- Work to do: Look over the lines below. Report each one that includes the string "name".

-----

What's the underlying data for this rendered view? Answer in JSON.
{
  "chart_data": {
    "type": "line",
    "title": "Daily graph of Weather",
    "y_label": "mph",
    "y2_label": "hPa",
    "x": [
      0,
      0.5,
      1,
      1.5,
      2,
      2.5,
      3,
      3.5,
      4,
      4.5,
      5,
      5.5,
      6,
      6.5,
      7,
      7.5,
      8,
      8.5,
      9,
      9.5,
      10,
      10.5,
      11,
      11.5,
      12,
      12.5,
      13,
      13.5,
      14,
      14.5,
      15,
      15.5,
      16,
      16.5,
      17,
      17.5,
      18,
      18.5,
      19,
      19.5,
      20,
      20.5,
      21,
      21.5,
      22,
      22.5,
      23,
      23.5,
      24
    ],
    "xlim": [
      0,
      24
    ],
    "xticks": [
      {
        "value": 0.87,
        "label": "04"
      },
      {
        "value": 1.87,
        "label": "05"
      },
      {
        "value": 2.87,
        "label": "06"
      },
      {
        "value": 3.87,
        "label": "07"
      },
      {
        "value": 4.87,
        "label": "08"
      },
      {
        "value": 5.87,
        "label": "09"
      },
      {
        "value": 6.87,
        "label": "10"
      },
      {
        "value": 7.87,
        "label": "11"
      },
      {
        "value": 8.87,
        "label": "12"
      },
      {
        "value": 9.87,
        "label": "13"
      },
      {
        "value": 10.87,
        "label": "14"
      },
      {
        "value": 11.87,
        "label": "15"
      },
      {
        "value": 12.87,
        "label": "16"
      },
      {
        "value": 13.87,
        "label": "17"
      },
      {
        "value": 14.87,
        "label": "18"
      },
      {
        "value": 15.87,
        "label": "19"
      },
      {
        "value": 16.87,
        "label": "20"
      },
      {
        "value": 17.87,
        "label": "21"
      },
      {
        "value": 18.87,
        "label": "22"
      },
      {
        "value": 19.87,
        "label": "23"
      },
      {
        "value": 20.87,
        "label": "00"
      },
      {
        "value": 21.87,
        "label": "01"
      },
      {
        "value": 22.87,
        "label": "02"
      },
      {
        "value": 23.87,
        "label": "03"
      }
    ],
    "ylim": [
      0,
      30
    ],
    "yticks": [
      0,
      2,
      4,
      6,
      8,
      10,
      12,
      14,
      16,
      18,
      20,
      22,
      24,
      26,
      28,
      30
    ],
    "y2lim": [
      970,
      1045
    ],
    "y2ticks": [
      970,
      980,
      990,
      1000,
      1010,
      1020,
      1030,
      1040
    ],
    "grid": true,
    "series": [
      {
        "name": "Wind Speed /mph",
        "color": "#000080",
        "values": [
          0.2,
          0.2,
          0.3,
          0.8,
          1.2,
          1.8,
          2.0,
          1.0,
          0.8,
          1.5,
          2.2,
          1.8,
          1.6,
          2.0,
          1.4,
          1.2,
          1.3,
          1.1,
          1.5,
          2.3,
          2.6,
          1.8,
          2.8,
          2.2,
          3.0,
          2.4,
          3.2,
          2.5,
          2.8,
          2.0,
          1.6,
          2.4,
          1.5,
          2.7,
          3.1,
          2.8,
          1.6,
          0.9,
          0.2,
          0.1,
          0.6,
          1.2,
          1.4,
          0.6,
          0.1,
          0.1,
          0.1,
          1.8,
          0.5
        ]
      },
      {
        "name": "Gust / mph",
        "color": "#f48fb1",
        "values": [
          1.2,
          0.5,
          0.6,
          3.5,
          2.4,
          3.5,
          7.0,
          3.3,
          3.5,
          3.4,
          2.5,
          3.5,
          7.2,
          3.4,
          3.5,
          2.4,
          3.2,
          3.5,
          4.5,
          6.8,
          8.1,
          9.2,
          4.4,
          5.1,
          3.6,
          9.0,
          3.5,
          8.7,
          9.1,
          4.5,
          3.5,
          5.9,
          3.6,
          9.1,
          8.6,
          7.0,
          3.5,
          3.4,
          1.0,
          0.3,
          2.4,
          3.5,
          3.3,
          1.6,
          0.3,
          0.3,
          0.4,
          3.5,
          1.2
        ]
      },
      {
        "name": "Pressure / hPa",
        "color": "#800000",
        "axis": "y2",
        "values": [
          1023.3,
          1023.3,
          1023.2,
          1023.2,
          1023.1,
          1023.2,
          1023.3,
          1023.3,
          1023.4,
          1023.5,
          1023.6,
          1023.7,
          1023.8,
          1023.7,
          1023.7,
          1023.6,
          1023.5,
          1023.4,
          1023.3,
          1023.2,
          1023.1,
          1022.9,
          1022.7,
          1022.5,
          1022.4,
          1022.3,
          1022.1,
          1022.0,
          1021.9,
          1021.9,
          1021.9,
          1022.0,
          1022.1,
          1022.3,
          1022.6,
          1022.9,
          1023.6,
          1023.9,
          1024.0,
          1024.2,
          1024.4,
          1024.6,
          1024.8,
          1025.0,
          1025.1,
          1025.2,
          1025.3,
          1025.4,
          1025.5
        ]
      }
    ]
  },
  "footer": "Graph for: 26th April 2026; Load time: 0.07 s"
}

-----

- Written response:
        "name": "Wind Speed /mph",
        "name": "Gust / mph",
        "name": "Pressure / hPa",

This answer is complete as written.